## WHAT IS BEING ASKED
Count every line where "شناسی" shows up, and give that number only.

## DATA ENTRIES
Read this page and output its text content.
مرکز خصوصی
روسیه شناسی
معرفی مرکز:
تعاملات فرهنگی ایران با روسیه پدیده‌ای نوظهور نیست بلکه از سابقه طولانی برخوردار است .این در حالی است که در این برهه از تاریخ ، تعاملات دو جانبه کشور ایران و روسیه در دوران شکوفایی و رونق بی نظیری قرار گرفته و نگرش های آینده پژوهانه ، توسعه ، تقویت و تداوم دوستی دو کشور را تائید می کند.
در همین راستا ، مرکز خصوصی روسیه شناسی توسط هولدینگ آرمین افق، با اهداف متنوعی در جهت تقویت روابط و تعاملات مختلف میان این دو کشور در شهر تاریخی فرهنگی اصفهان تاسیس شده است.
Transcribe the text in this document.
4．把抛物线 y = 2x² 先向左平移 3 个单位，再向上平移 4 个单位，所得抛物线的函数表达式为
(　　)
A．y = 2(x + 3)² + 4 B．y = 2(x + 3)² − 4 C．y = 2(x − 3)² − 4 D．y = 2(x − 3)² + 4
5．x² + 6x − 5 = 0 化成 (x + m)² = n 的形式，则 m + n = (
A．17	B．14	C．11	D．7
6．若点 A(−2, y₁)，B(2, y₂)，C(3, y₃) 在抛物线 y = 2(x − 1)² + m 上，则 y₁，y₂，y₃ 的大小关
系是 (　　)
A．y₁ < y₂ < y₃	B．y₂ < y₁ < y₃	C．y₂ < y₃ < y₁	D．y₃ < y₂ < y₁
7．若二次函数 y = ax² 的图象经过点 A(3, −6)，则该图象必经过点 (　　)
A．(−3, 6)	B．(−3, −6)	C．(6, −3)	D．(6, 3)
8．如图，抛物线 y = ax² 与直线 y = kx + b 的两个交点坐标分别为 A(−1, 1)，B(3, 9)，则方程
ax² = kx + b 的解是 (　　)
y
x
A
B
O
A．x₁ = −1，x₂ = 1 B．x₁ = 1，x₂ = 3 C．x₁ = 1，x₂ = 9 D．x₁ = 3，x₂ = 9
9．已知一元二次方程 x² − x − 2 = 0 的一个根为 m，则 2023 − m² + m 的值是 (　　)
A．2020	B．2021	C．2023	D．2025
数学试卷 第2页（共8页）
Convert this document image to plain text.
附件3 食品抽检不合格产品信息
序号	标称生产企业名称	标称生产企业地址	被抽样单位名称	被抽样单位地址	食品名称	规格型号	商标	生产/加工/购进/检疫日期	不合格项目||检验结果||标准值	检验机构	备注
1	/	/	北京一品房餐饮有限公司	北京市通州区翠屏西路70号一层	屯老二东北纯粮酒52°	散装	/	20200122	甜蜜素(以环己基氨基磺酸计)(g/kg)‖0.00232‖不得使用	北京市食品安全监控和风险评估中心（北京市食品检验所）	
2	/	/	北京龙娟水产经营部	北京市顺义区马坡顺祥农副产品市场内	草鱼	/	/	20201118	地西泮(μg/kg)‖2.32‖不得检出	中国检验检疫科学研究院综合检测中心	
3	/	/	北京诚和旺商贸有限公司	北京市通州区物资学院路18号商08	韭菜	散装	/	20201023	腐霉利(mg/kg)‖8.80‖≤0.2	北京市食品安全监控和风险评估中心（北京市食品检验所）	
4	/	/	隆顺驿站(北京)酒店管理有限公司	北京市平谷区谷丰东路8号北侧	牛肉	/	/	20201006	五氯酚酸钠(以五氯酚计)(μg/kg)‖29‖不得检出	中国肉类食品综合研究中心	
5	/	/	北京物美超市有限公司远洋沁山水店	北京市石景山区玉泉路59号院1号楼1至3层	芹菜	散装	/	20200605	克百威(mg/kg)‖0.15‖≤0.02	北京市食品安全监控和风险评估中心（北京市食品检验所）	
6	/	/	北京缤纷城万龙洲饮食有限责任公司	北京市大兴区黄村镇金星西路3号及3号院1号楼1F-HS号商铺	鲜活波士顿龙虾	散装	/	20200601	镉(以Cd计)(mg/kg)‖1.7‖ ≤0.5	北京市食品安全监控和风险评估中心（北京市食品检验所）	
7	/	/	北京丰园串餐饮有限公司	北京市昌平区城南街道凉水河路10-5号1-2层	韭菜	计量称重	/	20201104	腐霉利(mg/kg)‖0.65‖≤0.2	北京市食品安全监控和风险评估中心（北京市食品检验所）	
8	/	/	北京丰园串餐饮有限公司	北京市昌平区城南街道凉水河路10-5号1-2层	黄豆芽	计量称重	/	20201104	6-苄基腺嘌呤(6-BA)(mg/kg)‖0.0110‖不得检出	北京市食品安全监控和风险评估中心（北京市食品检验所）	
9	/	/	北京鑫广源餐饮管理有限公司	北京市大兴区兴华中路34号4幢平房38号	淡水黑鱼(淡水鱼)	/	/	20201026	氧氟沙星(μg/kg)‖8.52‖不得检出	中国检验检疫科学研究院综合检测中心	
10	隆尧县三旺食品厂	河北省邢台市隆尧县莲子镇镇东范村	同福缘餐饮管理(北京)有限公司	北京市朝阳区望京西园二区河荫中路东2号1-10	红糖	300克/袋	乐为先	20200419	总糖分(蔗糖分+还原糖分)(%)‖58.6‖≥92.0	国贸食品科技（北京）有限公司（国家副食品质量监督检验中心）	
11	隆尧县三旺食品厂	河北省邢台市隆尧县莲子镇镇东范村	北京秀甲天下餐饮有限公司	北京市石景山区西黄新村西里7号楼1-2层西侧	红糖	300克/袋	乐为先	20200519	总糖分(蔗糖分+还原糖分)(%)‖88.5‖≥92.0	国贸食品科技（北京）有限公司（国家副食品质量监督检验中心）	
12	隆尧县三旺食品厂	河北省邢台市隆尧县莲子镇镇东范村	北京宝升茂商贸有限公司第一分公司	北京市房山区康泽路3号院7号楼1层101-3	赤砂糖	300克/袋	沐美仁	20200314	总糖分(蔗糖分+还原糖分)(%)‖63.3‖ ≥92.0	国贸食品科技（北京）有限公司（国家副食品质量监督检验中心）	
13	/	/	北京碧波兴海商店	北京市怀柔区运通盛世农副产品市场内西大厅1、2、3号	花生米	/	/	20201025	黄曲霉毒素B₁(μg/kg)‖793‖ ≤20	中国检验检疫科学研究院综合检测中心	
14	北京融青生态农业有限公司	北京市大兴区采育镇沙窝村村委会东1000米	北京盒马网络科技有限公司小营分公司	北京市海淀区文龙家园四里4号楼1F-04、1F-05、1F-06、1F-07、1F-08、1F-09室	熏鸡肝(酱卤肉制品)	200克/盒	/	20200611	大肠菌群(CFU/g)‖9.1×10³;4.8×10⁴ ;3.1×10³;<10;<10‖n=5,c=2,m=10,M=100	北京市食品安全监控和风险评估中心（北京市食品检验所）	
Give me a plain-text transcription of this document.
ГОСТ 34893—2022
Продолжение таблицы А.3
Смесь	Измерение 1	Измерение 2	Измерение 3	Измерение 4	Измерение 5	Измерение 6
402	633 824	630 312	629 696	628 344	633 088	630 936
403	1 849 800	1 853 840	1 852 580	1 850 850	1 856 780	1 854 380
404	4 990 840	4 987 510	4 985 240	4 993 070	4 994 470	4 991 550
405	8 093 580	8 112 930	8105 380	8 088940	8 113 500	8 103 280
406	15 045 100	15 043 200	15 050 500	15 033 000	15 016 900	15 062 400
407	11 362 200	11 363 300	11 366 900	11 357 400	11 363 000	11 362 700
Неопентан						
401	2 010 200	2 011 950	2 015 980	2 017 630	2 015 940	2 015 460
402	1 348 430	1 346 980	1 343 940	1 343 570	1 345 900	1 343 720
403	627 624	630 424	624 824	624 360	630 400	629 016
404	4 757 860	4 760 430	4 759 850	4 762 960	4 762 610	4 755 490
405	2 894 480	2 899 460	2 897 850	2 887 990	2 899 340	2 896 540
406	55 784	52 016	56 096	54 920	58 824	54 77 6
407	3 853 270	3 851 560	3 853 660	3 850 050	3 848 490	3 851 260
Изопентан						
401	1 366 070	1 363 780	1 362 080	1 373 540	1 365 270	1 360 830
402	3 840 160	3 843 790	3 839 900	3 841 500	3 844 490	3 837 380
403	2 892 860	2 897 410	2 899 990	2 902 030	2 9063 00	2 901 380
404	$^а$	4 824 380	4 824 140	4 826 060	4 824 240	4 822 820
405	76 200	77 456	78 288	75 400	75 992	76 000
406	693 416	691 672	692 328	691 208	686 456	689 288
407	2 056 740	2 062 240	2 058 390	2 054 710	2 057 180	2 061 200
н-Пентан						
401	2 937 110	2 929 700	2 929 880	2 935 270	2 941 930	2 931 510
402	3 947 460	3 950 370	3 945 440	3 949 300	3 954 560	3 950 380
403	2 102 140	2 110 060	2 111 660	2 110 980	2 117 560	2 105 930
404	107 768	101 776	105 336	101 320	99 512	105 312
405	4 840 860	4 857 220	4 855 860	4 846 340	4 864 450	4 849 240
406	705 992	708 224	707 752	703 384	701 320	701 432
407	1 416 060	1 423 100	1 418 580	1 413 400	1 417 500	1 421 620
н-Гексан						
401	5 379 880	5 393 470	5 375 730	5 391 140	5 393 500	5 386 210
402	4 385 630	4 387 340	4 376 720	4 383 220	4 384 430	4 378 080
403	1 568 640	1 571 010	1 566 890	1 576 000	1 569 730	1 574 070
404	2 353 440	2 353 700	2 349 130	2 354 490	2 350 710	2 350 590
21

## TASK ANSWER
2